Dataset records:

= = =

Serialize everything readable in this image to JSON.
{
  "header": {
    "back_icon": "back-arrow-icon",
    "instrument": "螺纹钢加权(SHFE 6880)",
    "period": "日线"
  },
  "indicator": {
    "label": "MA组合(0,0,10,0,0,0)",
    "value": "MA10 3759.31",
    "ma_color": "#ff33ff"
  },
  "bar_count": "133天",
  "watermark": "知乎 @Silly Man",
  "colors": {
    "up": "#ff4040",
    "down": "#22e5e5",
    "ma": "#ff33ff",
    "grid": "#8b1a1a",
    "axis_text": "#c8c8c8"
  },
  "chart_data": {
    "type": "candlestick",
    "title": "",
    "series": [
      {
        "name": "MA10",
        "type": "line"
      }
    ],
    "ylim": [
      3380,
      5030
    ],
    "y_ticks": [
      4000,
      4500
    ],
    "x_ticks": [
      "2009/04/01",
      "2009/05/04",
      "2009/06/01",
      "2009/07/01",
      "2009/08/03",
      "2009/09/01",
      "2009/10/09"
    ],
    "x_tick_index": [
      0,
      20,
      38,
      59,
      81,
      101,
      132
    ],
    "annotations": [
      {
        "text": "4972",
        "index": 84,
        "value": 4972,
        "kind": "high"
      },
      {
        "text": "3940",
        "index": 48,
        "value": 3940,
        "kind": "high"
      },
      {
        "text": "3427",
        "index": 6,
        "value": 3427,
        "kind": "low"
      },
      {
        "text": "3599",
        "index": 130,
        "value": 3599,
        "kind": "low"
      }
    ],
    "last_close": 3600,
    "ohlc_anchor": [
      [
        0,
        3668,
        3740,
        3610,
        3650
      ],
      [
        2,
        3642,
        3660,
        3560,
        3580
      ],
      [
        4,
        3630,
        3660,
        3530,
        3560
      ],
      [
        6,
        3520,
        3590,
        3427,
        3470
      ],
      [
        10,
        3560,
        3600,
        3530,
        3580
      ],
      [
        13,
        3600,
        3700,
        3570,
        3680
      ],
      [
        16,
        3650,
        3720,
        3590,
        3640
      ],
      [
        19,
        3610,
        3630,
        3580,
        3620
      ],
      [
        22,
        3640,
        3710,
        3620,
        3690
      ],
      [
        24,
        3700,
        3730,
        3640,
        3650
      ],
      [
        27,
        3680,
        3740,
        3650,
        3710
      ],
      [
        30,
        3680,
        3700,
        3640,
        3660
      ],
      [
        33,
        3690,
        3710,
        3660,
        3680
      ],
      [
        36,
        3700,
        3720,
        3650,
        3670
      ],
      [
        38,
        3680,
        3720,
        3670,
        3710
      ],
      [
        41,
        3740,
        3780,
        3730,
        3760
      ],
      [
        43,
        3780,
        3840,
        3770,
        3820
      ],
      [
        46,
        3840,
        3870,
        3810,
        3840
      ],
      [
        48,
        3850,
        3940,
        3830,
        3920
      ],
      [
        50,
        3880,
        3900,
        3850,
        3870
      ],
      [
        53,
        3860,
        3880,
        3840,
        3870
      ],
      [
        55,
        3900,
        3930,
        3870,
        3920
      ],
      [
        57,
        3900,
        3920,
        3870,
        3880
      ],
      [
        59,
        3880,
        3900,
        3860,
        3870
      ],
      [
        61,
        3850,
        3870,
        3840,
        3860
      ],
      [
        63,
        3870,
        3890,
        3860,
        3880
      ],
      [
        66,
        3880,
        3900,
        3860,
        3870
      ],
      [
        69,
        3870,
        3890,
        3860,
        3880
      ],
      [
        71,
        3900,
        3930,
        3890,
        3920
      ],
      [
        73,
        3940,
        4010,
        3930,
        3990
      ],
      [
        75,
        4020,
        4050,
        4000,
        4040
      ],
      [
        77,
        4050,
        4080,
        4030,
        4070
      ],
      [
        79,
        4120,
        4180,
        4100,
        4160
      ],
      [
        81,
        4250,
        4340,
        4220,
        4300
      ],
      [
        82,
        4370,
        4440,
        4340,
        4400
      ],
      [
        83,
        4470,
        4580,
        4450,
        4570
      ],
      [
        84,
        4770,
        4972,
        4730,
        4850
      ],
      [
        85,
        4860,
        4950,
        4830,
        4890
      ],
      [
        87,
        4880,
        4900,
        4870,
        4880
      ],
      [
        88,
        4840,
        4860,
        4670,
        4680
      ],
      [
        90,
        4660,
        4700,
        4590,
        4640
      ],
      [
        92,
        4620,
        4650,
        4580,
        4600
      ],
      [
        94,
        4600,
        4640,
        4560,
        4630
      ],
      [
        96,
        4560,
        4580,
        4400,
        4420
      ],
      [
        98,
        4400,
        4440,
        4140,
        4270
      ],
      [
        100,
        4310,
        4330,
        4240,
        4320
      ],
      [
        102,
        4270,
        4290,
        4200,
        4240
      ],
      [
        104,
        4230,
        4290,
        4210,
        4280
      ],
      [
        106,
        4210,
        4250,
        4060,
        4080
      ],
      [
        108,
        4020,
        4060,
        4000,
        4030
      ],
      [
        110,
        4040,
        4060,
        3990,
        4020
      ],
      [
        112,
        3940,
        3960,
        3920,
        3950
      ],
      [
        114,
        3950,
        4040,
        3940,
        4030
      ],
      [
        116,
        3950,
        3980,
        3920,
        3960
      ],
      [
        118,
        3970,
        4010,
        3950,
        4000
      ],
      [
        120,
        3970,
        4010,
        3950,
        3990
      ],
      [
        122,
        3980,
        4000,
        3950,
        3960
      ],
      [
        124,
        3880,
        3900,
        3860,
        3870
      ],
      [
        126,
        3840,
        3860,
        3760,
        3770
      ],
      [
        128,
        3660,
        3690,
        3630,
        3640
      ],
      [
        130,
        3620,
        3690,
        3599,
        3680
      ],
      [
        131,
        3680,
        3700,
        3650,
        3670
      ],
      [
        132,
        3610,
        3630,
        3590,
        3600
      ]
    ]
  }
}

= = =

__Stated goal__:
Go through the records above and set each one down exactly, please.

__Task output__:
Serialize everything readable in this image to JSON.
{
  "header": {
    "back_icon": "back-arrow-icon",
    "instrument": "螺纹钢加权(SHFE 6880)",
    "period": "日线"
  },
  "indicator": {
    "label": "MA组合(0,0,10,0,0,0)",
    "value": "MA10 3759.31",
    "ma_color": "#ff33ff"
  },
  "bar_count": "133天",
  "watermark": "知乎 @Silly Man",
  "colors": {
    "up": "#ff4040",
    "down": "#22e5e5",
    "ma": "#ff33ff",
    "grid": "#8b1a1a",
    "axis_text": "#c8c8c8"
  },
  "chart_data": {
    "type": "candlestick",
    "title": "",
    "series": [
      {
        "name": "MA10",
        "type": "line"
      }
    ],
    "ylim": [
      3380,
      5030
    ],
    "y_ticks": [
      4000,
      4500
    ],
    "x_ticks": [
      "2009/04/01",
      "2009/05/04",
      "2009/06/01",
      "2009/07/01",
      "2009/08/03",
      "2009/09/01",
      "2009/10/09"
    ],
    "x_tick_index": [
      0,
      20,
      38,
      59,
      81,
      101,
      132
    ],
    "annotations": [
      {
        "text": "4972",
        "index": 84,
        "value": 4972,
        "kind": "high"
      },
      {
        "text": "3940",
        "index": 48,
        "value": 3940,
        "kind": "high"
      },
      {
        "text": "3427",
        "index": 6,
        "value": 3427,
        "kind": "low"
      },
      {
        "text": "3599",
        "index": 130,
        "value": 3599,
        "kind": "low"
      }
    ],
    "last_close": 3600,
    "ohlc_anchor": [
      [
        0,
        3668,
        3740,
        3610,
        3650
      ],
      [
        2,
        3642,
        3660,
        3560,
        3580
      ],
      [
        4,
        3630,
        3660,
        3530,
        3560
      ],
      [
        6,
        3520,
        3590,
        3427,
        3470
      ],
      [
        10,
        3560,
        3600,
        3530,
        3580
      ],
      [
        13,
        3600,
        3700,
        3570,
        3680
      ],
      [
        16,
        3650,
        3720,
        3590,
        3640
      ],
      [
        19,
        3610,
        3630,
        3580,
        3620
      ],
      [
        22,
        3640,
        3710,
        3620,
        3690
      ],
      [
        24,
        3700,
        3730,
        3640,
        3650
      ],
      [
        27,
        3680,
        3740,
        3650,
        3710
      ],
      [
        30,
        3680,
        3700,
        3640,
        3660
      ],
      [
        33,
        3690,
        3710,
        3660,
        3680
      ],
      [
        36,
        3700,
        3720,
        3650,
        3670
      ],
      [
        38,
        3680,
        3720,
        3670,
        3710
      ],
      [
        41,
        3740,
        3780,
        3730,
        3760
      ],
      [
        43,
        3780,
        3840,
        3770,
        3820
      ],
      [
        46,
        3840,
        3870,
        3810,
        3840
      ],
      [
        48,
        3850,
        3940,
        3830,
        3920
      ],
      [
        50,
        3880,
        3900,
        3850,
        3870
      ],
      [
        53,
        3860,
        3880,
        3840,
        3870
      ],
      [
        55,
        3900,
        3930,
        3870,
        3920
      ],
      [
        57,
        3900,
        3920,
        3870,
        3880
      ],
      [
        59,
        3880,
        3900,
        3860,
        3870
      ],
      [
        61,
        3850,
        3870,
        3840,
        3860
      ],
      [
        63,
        3870,
        3890,
        3860,
        3880
      ],
      [
        66,
        3880,
        3900,
        3860,
        3870
      ],
      [
        69,
        3870,
        3890,
        3860,
        3880
      ],
      [
        71,
        3900,
        3930,
        3890,
        3920
      ],
      [
        73,
        3940,
        4010,
        3930,
        3990
      ],
      [
        75,
        4020,
        4050,
        4000,
        4040
      ],
      [
        77,
        4050,
        4080,
        4030,
        4070
      ],
      [
        79,
        4120,
        4180,
        4100,
        4160
      ],
      [
        81,
        4250,
        4340,
        4220,
        4300
      ],
      [
        82,
        4370,
        4440,
        4340,
        4400
      ],
      [
        83,
        4470,
        4580,
        4450,
        4570
      ],
      [
        84,
        4770,
        4972,
        4730,
        4850
      ],
      [
        85,
        4860,
        4950,
        4830,
        4890
      ],
      [
        87,
        4880,
        4900,
        4870,
        4880
      ],
      [
        88,
        4840,
        4860,
        4670,
        4680
      ],
      [
        90,
        4660,
        4700,
        4590,
        4640
      ],
      [
        92,
        4620,
        4650,
        4580,
        4600
      ],
      [
        94,
        4600,
        4640,
        4560,
        4630
      ],
      [
        96,
        4560,
        4580,
        4400,
        4420
      ],
      [
        98,
        4400,
        4440,
        4140,
        4270
      ],
      [
        100,
        4310,
        4330,
        4240,
        4320
      ],
      [
        102,
        4270,
        4290,
        4200,
        4240
      ],
      [
        104,
        4230,
        4290,
        4210,
        4280
      ],
      [
        106,
        4210,
        4250,
        4060,
        4080
      ],
      [
        108,
        4020,
        4060,
        4000,
        4030
      ],
      [
        110,
        4040,
        4060,
        3990,
        4020
      ],
      [
        112,
        3940,
        3960,
        3920,
        3950
      ],
      [
        114,
        3950,
        4040,
        3940,
        4030
      ],
      [
        116,
        3950,
        3980,
        3920,
        3960
      ],
      [
        118,
        3970,
        4010,
        3950,
        4000
      ],
      [
        120,
        3970,
        4010,
        3950,
        3990
      ],
      [
        122,
        3980,
        4000,
        3950,
        3960
      ],
      [
        124,
        3880,
        3900,
        3860,
        3870
      ],
      [
        126,
        3840,
        3860,
        3760,
        3770
      ],
      [
        128,
        3660,
        3690,
        3630,
        3640
      ],
      [
        130,
        3620,
        3690,
        3599,
        3680
      ],
      [
        131,
        3680,
        3700,
        3650,
        3670
      ],
      [
        132,
        3610,
        3630,
        3590,
        3600
      ]
    ]
  }
}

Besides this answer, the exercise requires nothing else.